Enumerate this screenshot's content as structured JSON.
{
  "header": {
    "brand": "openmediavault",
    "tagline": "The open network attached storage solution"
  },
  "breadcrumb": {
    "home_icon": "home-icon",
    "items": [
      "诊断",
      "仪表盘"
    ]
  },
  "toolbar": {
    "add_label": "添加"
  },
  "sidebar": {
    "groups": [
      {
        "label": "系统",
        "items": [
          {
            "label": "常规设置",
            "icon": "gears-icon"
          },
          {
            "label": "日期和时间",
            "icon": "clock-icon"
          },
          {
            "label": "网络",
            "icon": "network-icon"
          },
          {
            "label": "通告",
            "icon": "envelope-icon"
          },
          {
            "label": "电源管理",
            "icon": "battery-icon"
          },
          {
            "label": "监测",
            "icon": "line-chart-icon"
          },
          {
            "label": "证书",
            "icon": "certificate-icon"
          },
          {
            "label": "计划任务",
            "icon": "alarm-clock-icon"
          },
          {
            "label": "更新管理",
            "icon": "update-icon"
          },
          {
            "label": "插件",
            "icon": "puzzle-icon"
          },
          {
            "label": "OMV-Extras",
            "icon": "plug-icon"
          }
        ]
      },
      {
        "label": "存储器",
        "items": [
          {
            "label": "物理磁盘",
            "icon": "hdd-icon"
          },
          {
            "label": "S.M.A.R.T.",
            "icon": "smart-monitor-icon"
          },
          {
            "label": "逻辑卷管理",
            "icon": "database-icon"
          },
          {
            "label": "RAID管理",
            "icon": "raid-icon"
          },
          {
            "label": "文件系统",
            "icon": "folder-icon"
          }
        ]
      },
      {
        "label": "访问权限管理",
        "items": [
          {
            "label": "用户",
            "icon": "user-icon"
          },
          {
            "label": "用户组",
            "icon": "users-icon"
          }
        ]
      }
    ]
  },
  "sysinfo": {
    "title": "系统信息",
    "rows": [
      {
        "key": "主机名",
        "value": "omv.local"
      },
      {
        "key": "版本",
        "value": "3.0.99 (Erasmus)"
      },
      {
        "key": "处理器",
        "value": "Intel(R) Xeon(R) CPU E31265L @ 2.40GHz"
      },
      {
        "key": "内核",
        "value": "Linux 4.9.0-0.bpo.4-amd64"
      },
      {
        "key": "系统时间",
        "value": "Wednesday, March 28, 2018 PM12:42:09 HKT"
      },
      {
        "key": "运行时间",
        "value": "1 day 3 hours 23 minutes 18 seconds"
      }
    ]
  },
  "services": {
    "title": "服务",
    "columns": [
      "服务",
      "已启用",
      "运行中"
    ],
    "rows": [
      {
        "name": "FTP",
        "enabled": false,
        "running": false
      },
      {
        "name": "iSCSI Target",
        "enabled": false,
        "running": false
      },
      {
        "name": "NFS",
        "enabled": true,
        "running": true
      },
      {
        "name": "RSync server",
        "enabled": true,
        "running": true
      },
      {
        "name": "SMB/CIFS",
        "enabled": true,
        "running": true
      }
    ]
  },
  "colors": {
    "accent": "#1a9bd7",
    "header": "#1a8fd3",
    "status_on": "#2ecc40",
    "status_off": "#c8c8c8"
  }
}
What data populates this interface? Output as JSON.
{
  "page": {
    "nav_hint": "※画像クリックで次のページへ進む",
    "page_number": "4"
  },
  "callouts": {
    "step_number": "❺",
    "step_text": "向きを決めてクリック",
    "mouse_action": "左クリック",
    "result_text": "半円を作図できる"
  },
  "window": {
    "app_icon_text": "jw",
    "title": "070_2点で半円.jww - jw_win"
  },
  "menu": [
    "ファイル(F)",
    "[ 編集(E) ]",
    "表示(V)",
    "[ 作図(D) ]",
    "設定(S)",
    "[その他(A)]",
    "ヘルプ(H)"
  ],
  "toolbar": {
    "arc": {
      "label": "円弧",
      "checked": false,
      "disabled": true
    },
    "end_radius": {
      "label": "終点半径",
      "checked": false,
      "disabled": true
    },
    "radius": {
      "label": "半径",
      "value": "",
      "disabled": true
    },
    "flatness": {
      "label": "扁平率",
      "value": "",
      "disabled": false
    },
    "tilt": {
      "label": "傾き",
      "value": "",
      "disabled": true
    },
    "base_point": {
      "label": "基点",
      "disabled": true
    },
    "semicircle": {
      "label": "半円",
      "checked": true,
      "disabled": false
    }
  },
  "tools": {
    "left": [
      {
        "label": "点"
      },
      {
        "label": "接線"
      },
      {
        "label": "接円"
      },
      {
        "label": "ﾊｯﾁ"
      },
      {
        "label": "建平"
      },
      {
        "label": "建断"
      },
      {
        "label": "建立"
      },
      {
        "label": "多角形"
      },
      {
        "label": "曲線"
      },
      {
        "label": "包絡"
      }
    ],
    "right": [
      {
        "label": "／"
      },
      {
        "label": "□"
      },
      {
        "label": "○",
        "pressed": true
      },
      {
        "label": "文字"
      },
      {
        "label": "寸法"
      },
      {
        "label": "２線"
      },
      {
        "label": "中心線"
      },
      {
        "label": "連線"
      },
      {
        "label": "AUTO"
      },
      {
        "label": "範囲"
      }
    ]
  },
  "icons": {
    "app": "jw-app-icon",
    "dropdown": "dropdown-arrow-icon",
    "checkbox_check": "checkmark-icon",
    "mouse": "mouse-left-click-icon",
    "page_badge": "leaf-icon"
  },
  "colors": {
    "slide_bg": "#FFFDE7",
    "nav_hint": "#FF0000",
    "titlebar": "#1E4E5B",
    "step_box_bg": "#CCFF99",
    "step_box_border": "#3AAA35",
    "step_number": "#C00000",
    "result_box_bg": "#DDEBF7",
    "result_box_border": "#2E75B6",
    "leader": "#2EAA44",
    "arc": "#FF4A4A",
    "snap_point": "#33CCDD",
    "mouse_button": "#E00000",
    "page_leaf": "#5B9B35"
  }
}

» **Exercise task**
All of the entries must be quoted exactly; please include each one.

» **Answer to this problem**
Enumerate this screenshot's content as structured JSON.
{
  "header": {
    "brand": "openmediavault",
    "tagline": "The open network attached storage solution"
  },
  "breadcrumb": {
    "home_icon": "home-icon",
    "items": [
      "诊断",
      "仪表盘"
    ]
  },
  "toolbar": {
    "add_label": "添加"
  },
  "sidebar": {
    "groups": [
      {
        "label": "系统",
        "items": [
          {
            "label": "常规设置",
            "icon": "gears-icon"
          },
          {
            "label": "日期和时间",
            "icon": "clock-icon"
          },
          {
            "label": "网络",
            "icon": "network-icon"
          },
          {
            "label": "通告",
            "icon": "envelope-icon"
          },
          {
            "label": "电源管理",
            "icon": "battery-icon"
          },
          {
            "label": "监测",
            "icon": "line-chart-icon"
          },
          {
            "label": "证书",
            "icon": "certificate-icon"
          },
          {
            "label": "计划任务",
            "icon": "alarm-clock-icon"
          },
          {
            "label": "更新管理",
            "icon": "update-icon"
          },
          {
            "label": "插件",
            "icon": "puzzle-icon"
          },
          {
            "label": "OMV-Extras",
            "icon": "plug-icon"
          }
        ]
      },
      {
        "label": "存储器",
        "items": [
          {
            "label": "物理磁盘",
            "icon": "hdd-icon"
          },
          {
            "label": "S.M.A.R.T.",
            "icon": "smart-monitor-icon"
          },
          {
            "label": "逻辑卷管理",
            "icon": "database-icon"
          },
          {
            "label": "RAID管理",
            "icon": "raid-icon"
          },
          {
            "label": "文件系统",
            "icon": "folder-icon"
          }
        ]
      },
      {
        "label": "访问权限管理",
        "items": [
          {
            "label": "用户",
            "icon": "user-icon"
          },
          {
            "label": "用户组",
            "icon": "users-icon"
          }
        ]
      }
    ]
  },
  "sysinfo": {
    "title": "系统信息",
    "rows": [
      {
        "key": "主机名",
        "value": "omv.local"
      },
      {
        "key": "版本",
        "value": "3.0.99 (Erasmus)"
      },
      {
        "key": "处理器",
        "value": "Intel(R) Xeon(R) CPU E31265L @ 2.40GHz"
      },
      {
        "key": "内核",
        "value": "Linux 4.9.0-0.bpo.4-amd64"
      },
      {
        "key": "系统时间",
        "value": "Wednesday, March 28, 2018 PM12:42:09 HKT"
      },
      {
        "key": "运行时间",
        "value": "1 day 3 hours 23 minutes 18 seconds"
      }
    ]
  },
  "services": {
    "title": "服务",
    "columns": [
      "服务",
      "已启用",
      "运行中"
    ],
    "rows": [
      {
        "name": "FTP",
        "enabled": false,
        "running": false
      },
      {
        "name": "iSCSI Target",
        "enabled": false,
        "running": false
      },
      {
        "name": "NFS",
        "enabled": true,
        "running": true
      },
      {
        "name": "RSync server",
        "enabled": true,
        "running": true
      },
      {
        "name": "SMB/CIFS",
        "enabled": true,
        "running": true
      }
    ]
  },
  "colors": {
    "accent": "#1a9bd7",
    "header": "#1a8fd3",
    "status_on": "#2ecc40",
    "status_off": "#c8c8c8"
  }
}
What data populates this interface? Output as JSON.
{
  "page": {
    "nav_hint": "※画像クリックで次のページへ進む",
    "page_number": "4"
  },
  "callouts": {
    "step_number": "❺",
    "step_text": "向きを決めてクリック",
    "mouse_action": "左クリック",
    "result_text": "半円を作図できる"
  },
  "window": {
    "app_icon_text": "jw",
    "title": "070_2点で半円.jww - jw_win"
  },
  "menu": [
    "ファイル(F)",
    "[ 編集(E) ]",
    "表示(V)",
    "[ 作図(D) ]",
    "設定(S)",
    "[その他(A)]",
    "ヘルプ(H)"
  ],
  "toolbar": {
    "arc": {
      "label": "円弧",
      "checked": false,
      "disabled": true
    },
    "end_radius": {
      "label": "終点半径",
      "checked": false,
      "disabled": true
    },
    "radius": {
      "label": "半径",
      "value": "",
      "disabled": true
    },
    "flatness": {
      "label": "扁平率",
      "value": "",
      "disabled": false
    },
    "tilt": {
      "label": "傾き",
      "value": "",
      "disabled": true
    },
    "base_point": {
      "label": "基点",
      "disabled": true
    },
    "semicircle": {
      "label": "半円",
      "checked": true,
      "disabled": false
    }
  },
  "tools": {
    "left": [
      {
        "label": "点"
      },
      {
        "label": "接線"
      },
      {
        "label": "接円"
      },
      {
        "label": "ﾊｯﾁ"
      },
      {
        "label": "建平"
      },
      {
        "label": "建断"
      },
      {
        "label": "建立"
      },
      {
        "label": "多角形"
      },
      {
        "label": "曲線"
      },
      {
        "label": "包絡"
      }
    ],
    "right": [
      {
        "label": "／"
      },
      {
        "label": "□"
      },
      {
        "label": "○",
        "pressed": true
      },
      {
        "label": "文字"
      },
      {
        "label": "寸法"
      },
      {
        "label": "２線"
      },
      {
        "label": "中心線"
      },
      {
        "label": "連線"
      },
      {
        "label": "AUTO"
      },
      {
        "label": "範囲"
      }
    ]
  },
  "icons": {
    "app": "jw-app-icon",
    "dropdown": "dropdown-arrow-icon",
    "checkbox_check": "checkmark-icon",
    "mouse": "mouse-left-click-icon",
    "page_badge": "leaf-icon"
  },
  "colors": {
    "slide_bg": "#FFFDE7",
    "nav_hint": "#FF0000",
    "titlebar": "#1E4E5B",
    "step_box_bg": "#CCFF99",
    "step_box_border": "#3AAA35",
    "step_number": "#C00000",
    "result_box_bg": "#DDEBF7",
    "result_box_border": "#2E75B6",
    "leader": "#2EAA44",
    "arc": "#FF4A4A",
    "snap_point": "#33CCDD",
    "mouse_button": "#E00000",
    "page_leaf": "#5B9B35"
  }
}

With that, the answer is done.